EXERCISE:
Render the material again word for word, skipping the pictures in it.
___
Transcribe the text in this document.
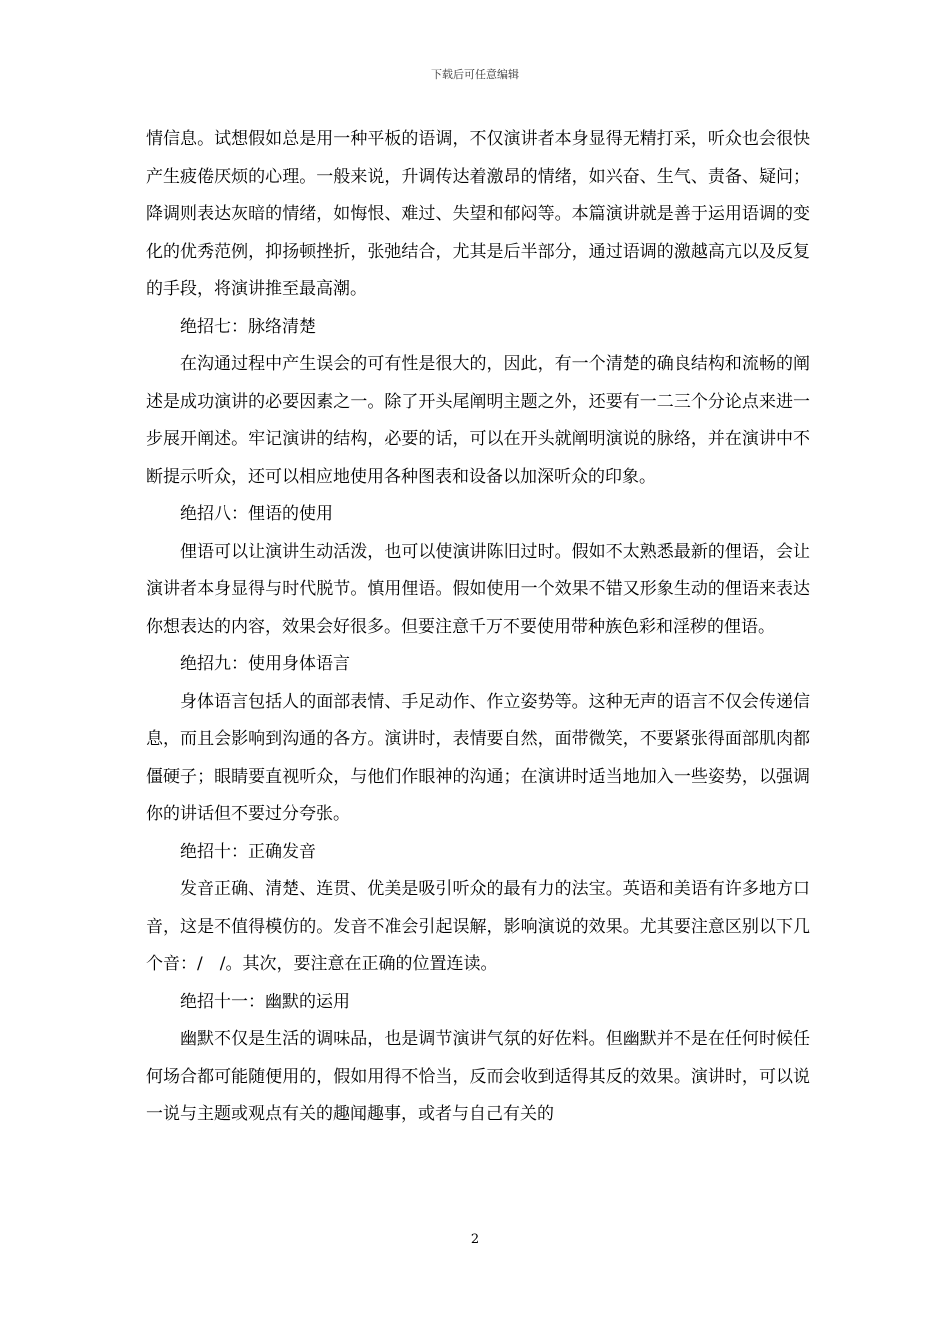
下载后可任意编辑

情信息。试想假如总是用一种平板的语调，不仅演讲者本身显得无精打采，听众也会很快产生疲倦厌烦的心理。一般来说，升调传达着激昂的情绪，如兴奋、生气、责备、疑问；降调则表达灰暗的情绪，如悔恨、难过、失望和郁闷等。本篇演讲就是善于运用语调的变化的优秀范例，抑扬顿挫折，张弛结合，尤其是后半部分，通过语调的激越高亢以及反复的手段，将演讲推至最高潮。

绝招七：脉络清楚

在沟通过程中产生误会的可有性是很大的，因此，有一个清楚的确良结构和流畅的阐述是成功演讲的必要因素之一。除了开头尾阐明主题之外，还要有一二三个分论点来进一步展开阐述。牢记演讲的结构，必要的话，可以在开头就阐明演说的脉络，并在演讲中不断提示听众，还可以相应地使用各种图表和设备以加深听众的印象。

绝招八：俚语的使用

俚语可以让演讲生动活泼，也可以使演讲陈旧过时。假如不太熟悉最新的俚语，会让演讲者本身显得与时代脱节。慎用俚语。假如使用一个效果不错又形象生动的俚语来表达你想表达的内容，效果会好很多。但要注意千万不要使用带种族色彩和淫秽的俚语。

绝招九：使用身体语言

身体语言包括人的面部表情、手足动作、作立姿势等。这种无声的语言不仅会传递信息，而且会影响到沟通的各方。演讲时，表情要自然，面带微笑，不要紧张得面部肌肉都僵硬子；眼睛要直视听众，与他们作眼神的沟通；在演讲时适当地加入一些姿势，以强调你的讲话但不要过分夸张。

绝招十：正确发音

发音正确、清楚、连贯、优美是吸引听众的最有力的法宝。英语和美语有许多地方口音，这是不值得模仿的。发音不准会引起误解，影响演说的效果。尤其要注意区别以下几个音：/　/。其次，要注意在正确的位置连读。

绝招十一：幽默的运用

幽默不仅是生活的调味品，也是调节演讲气氛的好佐料。但幽默并不是在任何时候任何场合都可能随便用的，假如用得不恰当，反而会收到适得其反的效果。演讲时，可以说一说与主题或观点有关的趣闻趣事，或者与自己有关的

2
___
TASK ANSWER:
Transcribe the text in this document.
下载后可任意编辑

情信息。试想假如总是用一种平板的语调，不仅演讲者本身显得无精打采，听众也会很快产生疲倦厌烦的心理。一般来说，升调传达着激昂的情绪，如兴奋、生气、责备、疑问；降调则表达灰暗的情绪，如悔恨、难过、失望和郁闷等。本篇演讲就是善于运用语调的变化的优秀范例，抑扬顿挫折，张弛结合，尤其是后半部分，通过语调的激越高亢以及反复的手段，将演讲推至最高潮。

绝招七：脉络清楚

在沟通过程中产生误会的可有性是很大的，因此，有一个清楚的确良结构和流畅的阐述是成功演讲的必要因素之一。除了开头尾阐明主题之外，还要有一二三个分论点来进一步展开阐述。牢记演讲的结构，必要的话，可以在开头就阐明演说的脉络，并在演讲中不断提示听众，还可以相应地使用各种图表和设备以加深听众的印象。

绝招八：俚语的使用

俚语可以让演讲生动活泼，也可以使演讲陈旧过时。假如不太熟悉最新的俚语，会让演讲者本身显得与时代脱节。慎用俚语。假如使用一个效果不错又形象生动的俚语来表达你想表达的内容，效果会好很多。但要注意千万不要使用带种族色彩和淫秽的俚语。

绝招九：使用身体语言

身体语言包括人的面部表情、手足动作、作立姿势等。这种无声的语言不仅会传递信息，而且会影响到沟通的各方。演讲时，表情要自然，面带微笑，不要紧张得面部肌肉都僵硬子；眼睛要直视听众，与他们作眼神的沟通；在演讲时适当地加入一些姿势，以强调你的讲话但不要过分夸张。

绝招十：正确发音

发音正确、清楚、连贯、优美是吸引听众的最有力的法宝。英语和美语有许多地方口音，这是不值得模仿的。发音不准会引起误解，影响演说的效果。尤其要注意区别以下几个音：/　/。其次，要注意在正确的位置连读。

绝招十一：幽默的运用

幽默不仅是生活的调味品，也是调节演讲气氛的好佐料。但幽默并不是在任何时候任何场合都可能随便用的，假如用得不恰当，反而会收到适得其反的效果。演讲时，可以说一说与主题或观点有关的趣闻趣事，或者与自己有关的

2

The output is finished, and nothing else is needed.